■ **Requirement**
Keep the images out and copy every entry below exactly.

■ **Given data**
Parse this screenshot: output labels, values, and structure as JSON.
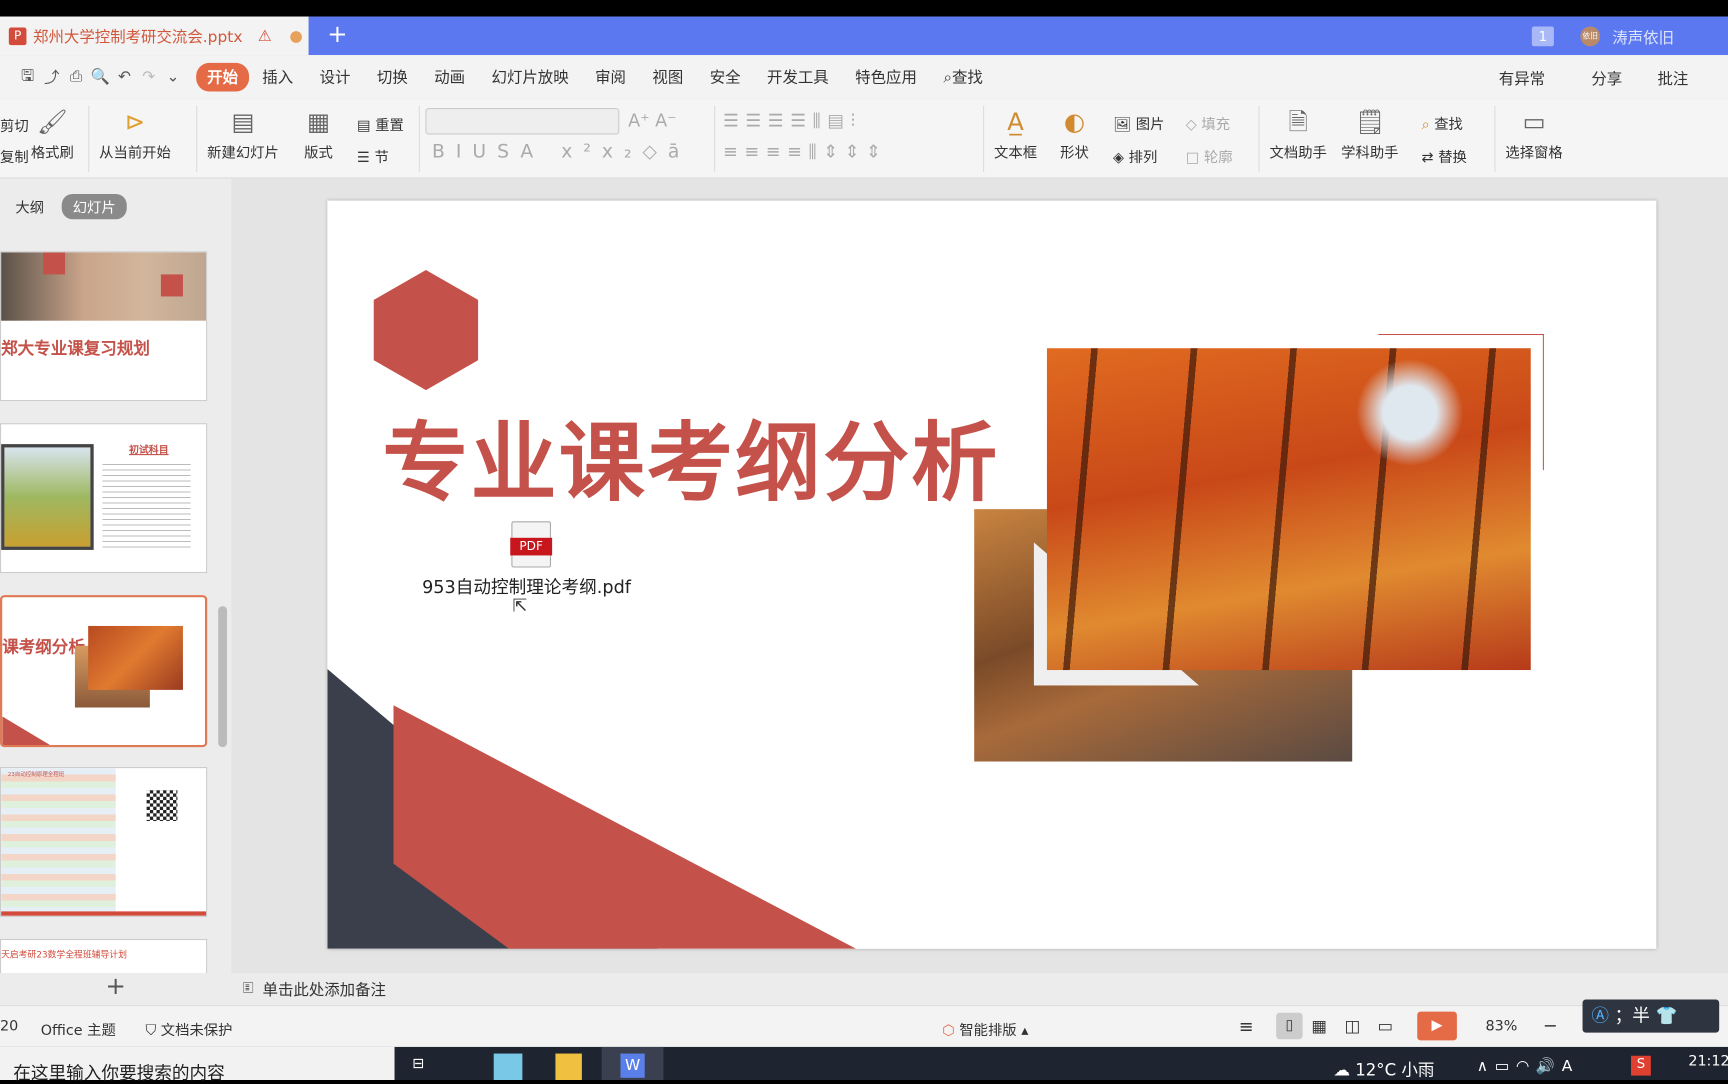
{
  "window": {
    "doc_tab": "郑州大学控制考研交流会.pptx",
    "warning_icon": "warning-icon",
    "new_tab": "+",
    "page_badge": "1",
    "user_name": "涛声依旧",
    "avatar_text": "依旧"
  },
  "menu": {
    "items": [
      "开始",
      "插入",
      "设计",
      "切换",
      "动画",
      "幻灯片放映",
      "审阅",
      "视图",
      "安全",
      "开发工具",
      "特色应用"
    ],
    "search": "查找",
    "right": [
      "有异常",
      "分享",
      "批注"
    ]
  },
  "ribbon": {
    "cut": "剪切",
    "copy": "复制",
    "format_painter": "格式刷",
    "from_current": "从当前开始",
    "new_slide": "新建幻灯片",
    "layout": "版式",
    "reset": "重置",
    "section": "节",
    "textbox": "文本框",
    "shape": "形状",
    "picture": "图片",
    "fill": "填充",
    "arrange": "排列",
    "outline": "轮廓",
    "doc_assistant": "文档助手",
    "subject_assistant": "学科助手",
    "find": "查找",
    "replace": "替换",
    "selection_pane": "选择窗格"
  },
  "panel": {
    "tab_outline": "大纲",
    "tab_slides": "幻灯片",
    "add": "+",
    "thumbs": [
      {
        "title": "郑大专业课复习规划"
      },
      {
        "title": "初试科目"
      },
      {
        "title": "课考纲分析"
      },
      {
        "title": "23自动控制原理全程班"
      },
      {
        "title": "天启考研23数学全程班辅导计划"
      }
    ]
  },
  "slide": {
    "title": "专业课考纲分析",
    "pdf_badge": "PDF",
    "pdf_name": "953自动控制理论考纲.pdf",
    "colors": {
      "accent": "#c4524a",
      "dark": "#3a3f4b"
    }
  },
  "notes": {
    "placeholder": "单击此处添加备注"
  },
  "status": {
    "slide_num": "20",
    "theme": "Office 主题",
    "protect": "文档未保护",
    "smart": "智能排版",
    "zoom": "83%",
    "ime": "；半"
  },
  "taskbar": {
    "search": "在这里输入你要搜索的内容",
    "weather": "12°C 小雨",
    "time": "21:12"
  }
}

■ **Result of this task**
Parse this screenshot: output labels, values, and structure as JSON.
{
  "window": {
    "doc_tab": "郑州大学控制考研交流会.pptx",
    "warning_icon": "warning-icon",
    "new_tab": "+",
    "page_badge": "1",
    "user_name": "涛声依旧",
    "avatar_text": "依旧"
  },
  "menu": {
    "items": [
      "开始",
      "插入",
      "设计",
      "切换",
      "动画",
      "幻灯片放映",
      "审阅",
      "视图",
      "安全",
      "开发工具",
      "特色应用"
    ],
    "search": "查找",
    "right": [
      "有异常",
      "分享",
      "批注"
    ]
  },
  "ribbon": {
    "cut": "剪切",
    "copy": "复制",
    "format_painter": "格式刷",
    "from_current": "从当前开始",
    "new_slide": "新建幻灯片",
    "layout": "版式",
    "reset": "重置",
    "section": "节",
    "textbox": "文本框",
    "shape": "形状",
    "picture": "图片",
    "fill": "填充",
    "arrange": "排列",
    "outline": "轮廓",
    "doc_assistant": "文档助手",
    "subject_assistant": "学科助手",
    "find": "查找",
    "replace": "替换",
    "selection_pane": "选择窗格"
  },
  "panel": {
    "tab_outline": "大纲",
    "tab_slides": "幻灯片",
    "add": "+",
    "thumbs": [
      {
        "title": "郑大专业课复习规划"
      },
      {
        "title": "初试科目"
      },
      {
        "title": "课考纲分析"
      },
      {
        "title": "23自动控制原理全程班"
      },
      {
        "title": "天启考研23数学全程班辅导计划"
      }
    ]
  },
  "slide": {
    "title": "专业课考纲分析",
    "pdf_badge": "PDF",
    "pdf_name": "953自动控制理论考纲.pdf",
    "colors": {
      "accent": "#c4524a",
      "dark": "#3a3f4b"
    }
  },
  "notes": {
    "placeholder": "单击此处添加备注"
  },
  "status": {
    "slide_num": "20",
    "theme": "Office 主题",
    "protect": "文档未保护",
    "smart": "智能排版",
    "zoom": "83%",
    "ime": "；半"
  },
  "taskbar": {
    "search": "在这里输入你要搜索的内容",
    "weather": "12°C 小雨",
    "time": "21:12"
  }
}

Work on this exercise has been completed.